**Written exercise 1:** Reproduce verbatim the portion of the passage on the Hopi and the land that begins at the words "Without a spiritual" and ends after the words "water—that sustain us.".

**Source document:**

╭──

If we had been aware of ourselves as belonging to a cherished place, one that we wished to leave intact for future generations, we might have reacted to the promises of irrigation promoters the way the Hopi Indians did in the 1970s, when the Bureau of Indian Affairs wanted to drill a well and install a water tower in Hotevilla, on Arizona’s Third Mesa. Their ancestors had been desert dwellers for several thousand years. The knowledge that flowed into them from these deep roots was far more persuasive than the government hydrologist’s promises. The elders reasoned that the ability to store thousands of gallons of water in the tower would engender a false sense of plenty. They knew that the tower would lead to waste and the pumping would dry out the spring where they’d gathered water for centuries. I’ve since read that the elders lost the battle against the tower. It was installed, but most people in Hotevilla refused to hook their houses up to it.

The pioneers and we descendants have always acted in the opposite manner, grasping whatever new technology would make our lives easier. As justification, we point to the hardships we faced. When I dared to ask one of my father’s old sheep buddies, as they liked to call each other, if he regretted our having plowed most of the prairie under, he said, “Hell no.” This man, like my father, had grown up in a sod house. “We had it hard. Baloney, good ol’ days. Outside toilets, freezin’ your butt off. Look at you, Julie. You’re sittin’ in a pretty nice chair, you’re not out in a teepee somewhere, weavin’ wool.”

Despite cold and a host of other hardships, the Indians, whether they wove wool in Southwestern hogans and adobes or tanned buffalo hides in Plains tepees, developed a different set of values. The Hopi are actually grateful they live in a desert. In too easy a climate, they were told by their maker, Spider Woman, they would fall into ignorance and irreverence, as they had in other incarnations in the previous three worlds they inhabited. The unreliability of the rains keeps them diligent in their rituals.

Without a spiritual tradition that recognizes the balance of nature and holds it sacred, our relationship to the land and its bounty is like a child’s in a candy store with no adult present to restrain us from gorging. We don’t identify ourselves as natives of ecosystems bounded by natural limits of land and climate but as citizens of countries, states and counties, and as owners of farms, places demarcated by lines on maps. We conduct ourselves within an economy that depends on the depletion and degradation of the real things—plants, animals, soils, air, water—that sustain us.

╰──

**Material:**
╭──

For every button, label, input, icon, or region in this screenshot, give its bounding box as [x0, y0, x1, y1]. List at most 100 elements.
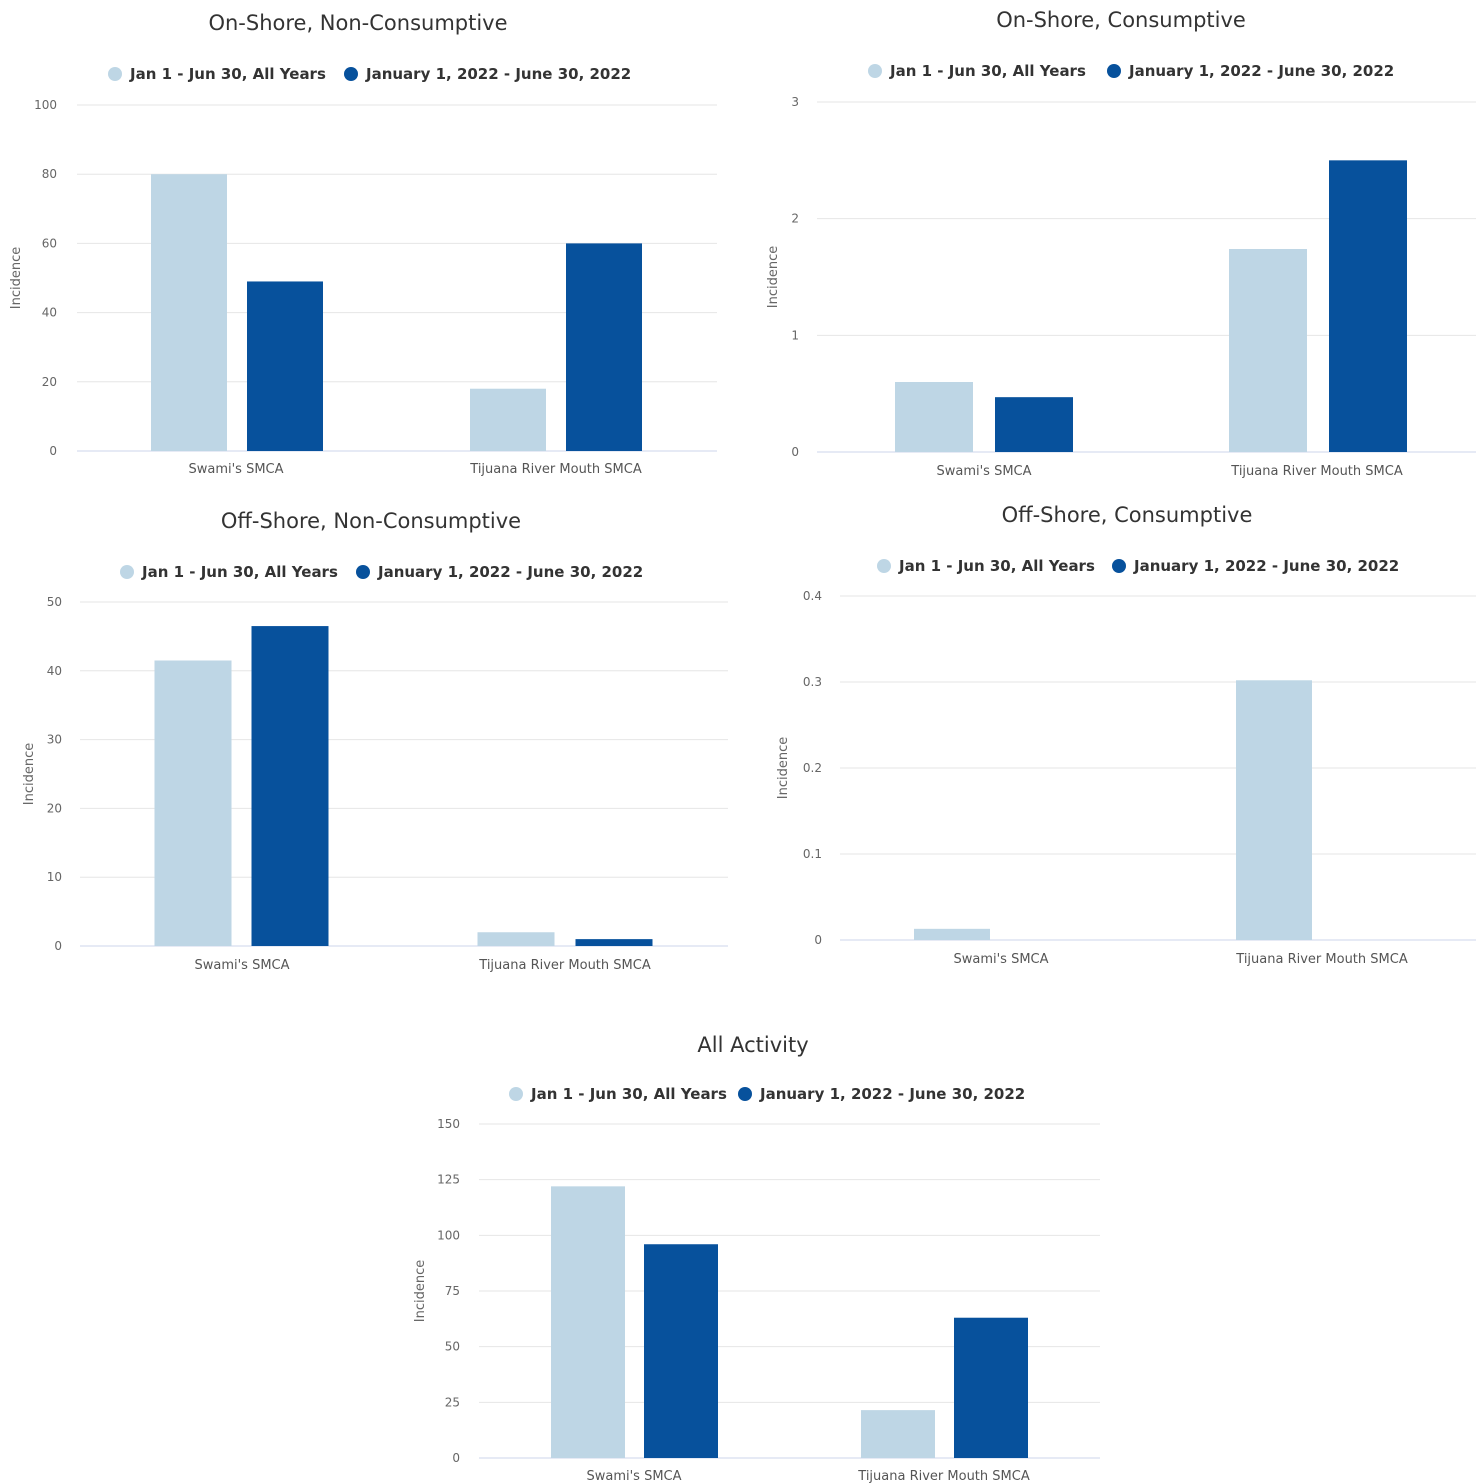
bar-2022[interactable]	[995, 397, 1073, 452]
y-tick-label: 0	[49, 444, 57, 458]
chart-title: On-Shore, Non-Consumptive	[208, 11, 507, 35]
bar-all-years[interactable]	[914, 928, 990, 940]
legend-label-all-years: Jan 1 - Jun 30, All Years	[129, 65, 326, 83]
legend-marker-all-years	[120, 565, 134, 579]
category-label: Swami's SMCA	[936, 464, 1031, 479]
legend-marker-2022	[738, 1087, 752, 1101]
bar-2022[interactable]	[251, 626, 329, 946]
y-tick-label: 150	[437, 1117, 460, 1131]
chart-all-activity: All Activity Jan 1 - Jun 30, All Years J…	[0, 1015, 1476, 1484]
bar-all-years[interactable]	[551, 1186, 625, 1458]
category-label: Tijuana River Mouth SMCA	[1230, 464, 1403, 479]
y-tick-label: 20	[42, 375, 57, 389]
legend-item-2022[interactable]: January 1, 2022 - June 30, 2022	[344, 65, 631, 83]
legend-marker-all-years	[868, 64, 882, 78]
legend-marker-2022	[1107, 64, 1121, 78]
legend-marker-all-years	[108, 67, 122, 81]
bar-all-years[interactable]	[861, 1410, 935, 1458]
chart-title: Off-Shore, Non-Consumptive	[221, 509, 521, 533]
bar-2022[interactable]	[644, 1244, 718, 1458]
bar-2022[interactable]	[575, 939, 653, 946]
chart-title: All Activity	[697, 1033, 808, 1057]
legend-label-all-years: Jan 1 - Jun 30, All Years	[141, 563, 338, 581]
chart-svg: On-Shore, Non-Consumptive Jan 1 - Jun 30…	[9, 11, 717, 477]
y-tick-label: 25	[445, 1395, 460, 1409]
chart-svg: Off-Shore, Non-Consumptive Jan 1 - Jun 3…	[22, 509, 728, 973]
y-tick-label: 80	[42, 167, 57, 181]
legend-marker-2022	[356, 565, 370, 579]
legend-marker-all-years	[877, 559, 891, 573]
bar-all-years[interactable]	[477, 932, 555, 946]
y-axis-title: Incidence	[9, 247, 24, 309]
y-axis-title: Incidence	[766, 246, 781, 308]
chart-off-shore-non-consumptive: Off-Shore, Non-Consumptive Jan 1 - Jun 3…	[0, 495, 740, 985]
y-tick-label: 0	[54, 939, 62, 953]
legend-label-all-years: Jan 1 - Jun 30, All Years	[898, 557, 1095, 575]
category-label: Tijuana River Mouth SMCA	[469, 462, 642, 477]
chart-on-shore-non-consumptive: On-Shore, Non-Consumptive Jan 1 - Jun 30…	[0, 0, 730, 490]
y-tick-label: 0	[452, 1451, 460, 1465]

╰──

**Written exercise 2:** Set down verbatim the lines of the listing, beginning at the line that contains "397, 1073, 452]" and stopping after the line that contains "464, 1031, 479]", both included.

**Written solution 1:**
Without a spiritual tradition that recognizes the balance of nature and holds it sacred, our relationship to the land and its bounty is like a child’s in a candy store with no adult present to restrain us from gorging. We don’t identify ourselves as natives of ecosystems bounded by natural limits of land and climate but as citizens of countries, states and counties, and as owners of farms, places demarcated by lines on maps. We conduct ourselves within an economy that depends on the depletion and degradation of the real things—plants, animals, soils, air, water—that sustain us.

**Written solution 2:**
bar-2022[interactable]	[995, 397, 1073, 452]
y-tick-label: 0	[49, 444, 57, 458]
chart-title: On-Shore, Non-Consumptive	[208, 11, 507, 35]
bar-all-years[interactable]	[914, 928, 990, 940]
legend-label-all-years: Jan 1 - Jun 30, All Years	[129, 65, 326, 83]
legend-marker-all-years	[120, 565, 134, 579]
category-label: Swami's SMCA	[936, 464, 1031, 479]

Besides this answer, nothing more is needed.